>> Start EXTRACT TO READ

They found that space two miles and a freeway overpass away, in a stand-alone former machine shop that counts the Camarillo Ranch House as a neighbor.

At 14,000 square feet, the new space includes a 15-barrel brewhouse, a row of 22 taps and a kitchen that produces from-scratch pizzas and soft pretzels. The latter replace the bowls of free snack pretzels that were served at the old place.

"We aren't known for our food — yet," said Institution bartender turned kitchen manager Pat Gallagher. "Our goal is to offer items that pair well with our beers."

Sixteen beers were on tap on opening day. They ranged from familiar brews like Clarity, a dry-hopped Golden Ale ($2 taster, $2.75 half pint, $4.50 pint, and $7 or $13 for growler refills, depending on size) to Coffee Cake, an American Strong Ale made in collaboration with Topa Topa Brewing Co. of Ventura ($3.50 taster, $6 for a 10-ounce tulip; no growler fills).

Also on tap are otherwise unnamed brews like Batch 001, described as a Strong Pale Ale with elements of "orange and pine," and Batch 002 with Coffee, an Imperial Stout made with an assist from Beacon Coffee Co. of Ventura.

"Batch" beers are experimental brews that are available only in the taproom, where customer demand determines whether they return under a permanent name, said Shaun Smith.

Helping with the expansion is brewer Todd Slater, who worked at Stone Brewing Co. in Escondido and El Segundo Brewing Co. in El Segundo before joining the Institution team in January. He recently was voted president of the newly launched Ventura County Brewers Guild.

Institution has an agreement with Pacific Beverage Co. to distribute its beers in Ventura County as production ramps up, Smith said. It will self distribute in Los Angeles County. Future projects will include producing beers in bottles and/or cans.

For now, the focus is on the expanded brewery and taproom.

>> End EXTRACT TO READ
>> Start ITEMS

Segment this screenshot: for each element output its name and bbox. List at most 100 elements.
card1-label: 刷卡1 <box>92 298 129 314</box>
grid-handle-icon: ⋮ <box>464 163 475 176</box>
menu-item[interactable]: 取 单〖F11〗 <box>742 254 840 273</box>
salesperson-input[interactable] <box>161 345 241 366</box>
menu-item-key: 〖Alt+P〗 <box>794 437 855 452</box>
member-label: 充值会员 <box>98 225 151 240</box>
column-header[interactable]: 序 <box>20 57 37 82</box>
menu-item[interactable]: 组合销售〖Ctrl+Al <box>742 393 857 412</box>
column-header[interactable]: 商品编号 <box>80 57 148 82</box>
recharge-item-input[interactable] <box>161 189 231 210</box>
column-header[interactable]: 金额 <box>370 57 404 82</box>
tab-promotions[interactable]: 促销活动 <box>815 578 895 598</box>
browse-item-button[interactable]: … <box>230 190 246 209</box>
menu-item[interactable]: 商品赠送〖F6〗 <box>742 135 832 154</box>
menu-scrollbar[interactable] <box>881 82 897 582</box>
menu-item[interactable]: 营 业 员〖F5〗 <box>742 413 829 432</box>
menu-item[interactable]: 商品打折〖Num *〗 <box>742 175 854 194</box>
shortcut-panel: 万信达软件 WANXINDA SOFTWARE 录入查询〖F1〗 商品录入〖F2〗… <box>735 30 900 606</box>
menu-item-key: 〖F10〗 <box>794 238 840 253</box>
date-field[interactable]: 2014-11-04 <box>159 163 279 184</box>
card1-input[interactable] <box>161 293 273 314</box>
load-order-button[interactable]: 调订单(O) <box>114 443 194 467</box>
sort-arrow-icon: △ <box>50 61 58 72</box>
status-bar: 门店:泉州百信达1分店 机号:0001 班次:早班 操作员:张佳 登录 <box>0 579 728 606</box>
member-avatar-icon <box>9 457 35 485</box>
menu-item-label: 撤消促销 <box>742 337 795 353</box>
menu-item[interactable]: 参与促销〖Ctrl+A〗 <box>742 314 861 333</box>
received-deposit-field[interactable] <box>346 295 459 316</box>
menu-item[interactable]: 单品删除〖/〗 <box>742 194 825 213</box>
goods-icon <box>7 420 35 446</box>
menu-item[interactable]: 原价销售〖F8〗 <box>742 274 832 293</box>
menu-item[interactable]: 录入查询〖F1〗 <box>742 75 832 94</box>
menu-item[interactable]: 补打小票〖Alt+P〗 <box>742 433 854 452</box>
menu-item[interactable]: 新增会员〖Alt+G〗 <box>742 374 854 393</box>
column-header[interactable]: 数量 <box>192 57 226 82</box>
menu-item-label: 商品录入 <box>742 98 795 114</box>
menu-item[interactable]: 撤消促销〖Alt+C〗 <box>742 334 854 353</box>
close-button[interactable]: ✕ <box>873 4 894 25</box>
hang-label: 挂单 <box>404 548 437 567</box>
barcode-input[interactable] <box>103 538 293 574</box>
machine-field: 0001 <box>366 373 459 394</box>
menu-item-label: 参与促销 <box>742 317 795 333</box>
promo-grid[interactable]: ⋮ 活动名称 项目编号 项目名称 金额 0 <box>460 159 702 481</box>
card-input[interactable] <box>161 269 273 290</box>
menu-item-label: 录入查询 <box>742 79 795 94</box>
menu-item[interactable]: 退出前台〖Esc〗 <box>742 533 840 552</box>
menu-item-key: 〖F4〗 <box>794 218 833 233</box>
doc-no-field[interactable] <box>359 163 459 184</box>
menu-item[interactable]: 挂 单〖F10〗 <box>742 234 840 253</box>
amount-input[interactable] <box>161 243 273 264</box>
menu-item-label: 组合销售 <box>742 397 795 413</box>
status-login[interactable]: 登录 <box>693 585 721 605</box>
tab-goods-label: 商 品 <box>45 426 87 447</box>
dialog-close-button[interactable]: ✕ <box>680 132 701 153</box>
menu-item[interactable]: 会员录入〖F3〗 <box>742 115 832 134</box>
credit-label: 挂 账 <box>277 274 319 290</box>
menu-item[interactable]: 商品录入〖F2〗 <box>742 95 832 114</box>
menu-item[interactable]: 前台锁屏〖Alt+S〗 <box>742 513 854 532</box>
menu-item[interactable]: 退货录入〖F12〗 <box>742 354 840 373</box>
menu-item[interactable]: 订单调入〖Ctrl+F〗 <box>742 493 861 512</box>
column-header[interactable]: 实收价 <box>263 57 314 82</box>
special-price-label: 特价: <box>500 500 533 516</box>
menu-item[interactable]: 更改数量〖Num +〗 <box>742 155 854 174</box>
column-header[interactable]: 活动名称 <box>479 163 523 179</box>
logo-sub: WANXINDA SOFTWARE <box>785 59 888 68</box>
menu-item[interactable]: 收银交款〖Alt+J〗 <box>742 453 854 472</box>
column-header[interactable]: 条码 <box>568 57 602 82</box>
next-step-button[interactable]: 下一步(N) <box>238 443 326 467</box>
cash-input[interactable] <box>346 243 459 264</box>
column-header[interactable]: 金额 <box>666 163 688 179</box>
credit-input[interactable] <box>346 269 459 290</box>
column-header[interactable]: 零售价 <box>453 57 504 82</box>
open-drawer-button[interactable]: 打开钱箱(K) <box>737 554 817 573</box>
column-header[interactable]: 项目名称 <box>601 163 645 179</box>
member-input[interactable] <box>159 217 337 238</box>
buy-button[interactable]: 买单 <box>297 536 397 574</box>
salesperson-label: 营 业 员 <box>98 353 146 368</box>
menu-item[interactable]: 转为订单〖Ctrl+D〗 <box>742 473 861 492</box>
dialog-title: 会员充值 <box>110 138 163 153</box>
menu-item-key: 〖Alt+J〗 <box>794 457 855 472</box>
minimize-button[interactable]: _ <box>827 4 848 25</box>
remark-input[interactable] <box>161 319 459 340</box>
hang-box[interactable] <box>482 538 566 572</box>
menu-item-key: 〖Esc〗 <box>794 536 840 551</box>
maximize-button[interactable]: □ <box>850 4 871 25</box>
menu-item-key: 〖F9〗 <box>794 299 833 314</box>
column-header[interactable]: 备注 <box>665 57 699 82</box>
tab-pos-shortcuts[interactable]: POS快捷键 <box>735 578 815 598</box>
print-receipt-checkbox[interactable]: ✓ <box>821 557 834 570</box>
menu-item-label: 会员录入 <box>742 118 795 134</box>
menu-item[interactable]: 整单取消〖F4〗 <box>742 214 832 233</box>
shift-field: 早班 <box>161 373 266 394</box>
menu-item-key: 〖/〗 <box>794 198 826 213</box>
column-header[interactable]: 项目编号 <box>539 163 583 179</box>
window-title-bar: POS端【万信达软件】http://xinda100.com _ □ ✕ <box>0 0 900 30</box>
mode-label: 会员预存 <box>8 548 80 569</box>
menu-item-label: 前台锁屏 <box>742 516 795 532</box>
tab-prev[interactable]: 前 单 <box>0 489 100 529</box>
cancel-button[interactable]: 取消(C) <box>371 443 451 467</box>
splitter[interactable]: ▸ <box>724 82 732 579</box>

>> End ITEMS

* OBJECTIVE
According to the brewery expansion text, which two breweries employed Todd Slater before he joined Institution?

* EXERCISE RESULT
Stone Brewing Co. in Escondido and El Segundo Brewing Co. in El Segundo.